Please say how many lines of the listing hold "Cotlook", with no other words in the answer.

[START INPUT DATA]

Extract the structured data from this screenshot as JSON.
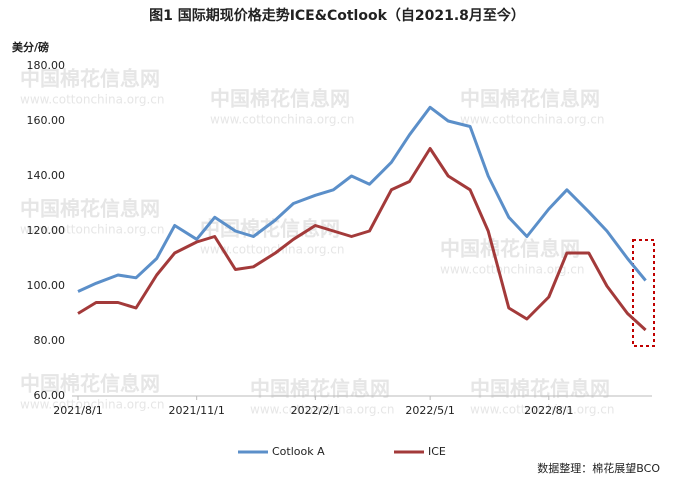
{
  "chart_data": {
    "type": "line",
    "title": "图1  国际期现价格走势ICE&Cotlook（自2021.8月至今）",
    "y_label": "美分/磅",
    "source": "数据整理：棉花展望BCO",
    "watermark": [
      "中国棉花信息网",
      "www.cottonchina.org.cn"
    ],
    "x": [
      "2021/8/1",
      "2021/8/15",
      "2021/9/1",
      "2021/9/15",
      "2021/10/1",
      "2021/10/15",
      "2021/11/1",
      "2021/11/15",
      "2021/12/1",
      "2021/12/15",
      "2022/1/1",
      "2022/1/15",
      "2022/2/1",
      "2022/2/15",
      "2022/3/1",
      "2022/3/15",
      "2022/4/1",
      "2022/4/15",
      "2022/5/1",
      "2022/5/15",
      "2022/6/1",
      "2022/6/15",
      "2022/7/1",
      "2022/7/15",
      "2022/8/1",
      "2022/8/15",
      "2022/9/1",
      "2022/9/15",
      "2022/10/1",
      "2022/10/15"
    ],
    "series": [
      {
        "name": "Cotlook A",
        "color": "#5b8fc9",
        "values": [
          98,
          101,
          104,
          103,
          110,
          122,
          117,
          125,
          120,
          118,
          124,
          130,
          133,
          135,
          140,
          137,
          145,
          155,
          165,
          160,
          158,
          140,
          125,
          118,
          128,
          135,
          127,
          120,
          110,
          102
        ]
      },
      {
        "name": "ICE",
        "color": "#a33a3a",
        "values": [
          90,
          94,
          94,
          92,
          104,
          112,
          116,
          118,
          106,
          107,
          112,
          117,
          122,
          120,
          118,
          120,
          135,
          138,
          150,
          140,
          135,
          120,
          92,
          88,
          96,
          112,
          112,
          100,
          90,
          84
        ]
      }
    ],
    "xlim": [
      "2021/8/1",
      "2022/10/20"
    ],
    "xticks": [
      "2021/8/1",
      "2021/11/1",
      "2022/2/1",
      "2022/5/1",
      "2022/8/1"
    ],
    "ylim": [
      60,
      180
    ],
    "yticks": [
      {
        "value": 60,
        "label": "60.00"
      },
      {
        "value": 80,
        "label": "80.00"
      },
      {
        "value": 100,
        "label": "100.00"
      },
      {
        "value": 120,
        "label": "120.00"
      },
      {
        "value": 140,
        "label": "140.00"
      },
      {
        "value": 160,
        "label": "160.00"
      },
      {
        "value": 180,
        "label": "180.00"
      }
    ],
    "grid": false
  }
}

[END INPUT DATA]

■ ANSWER TO THIS TASK ■
2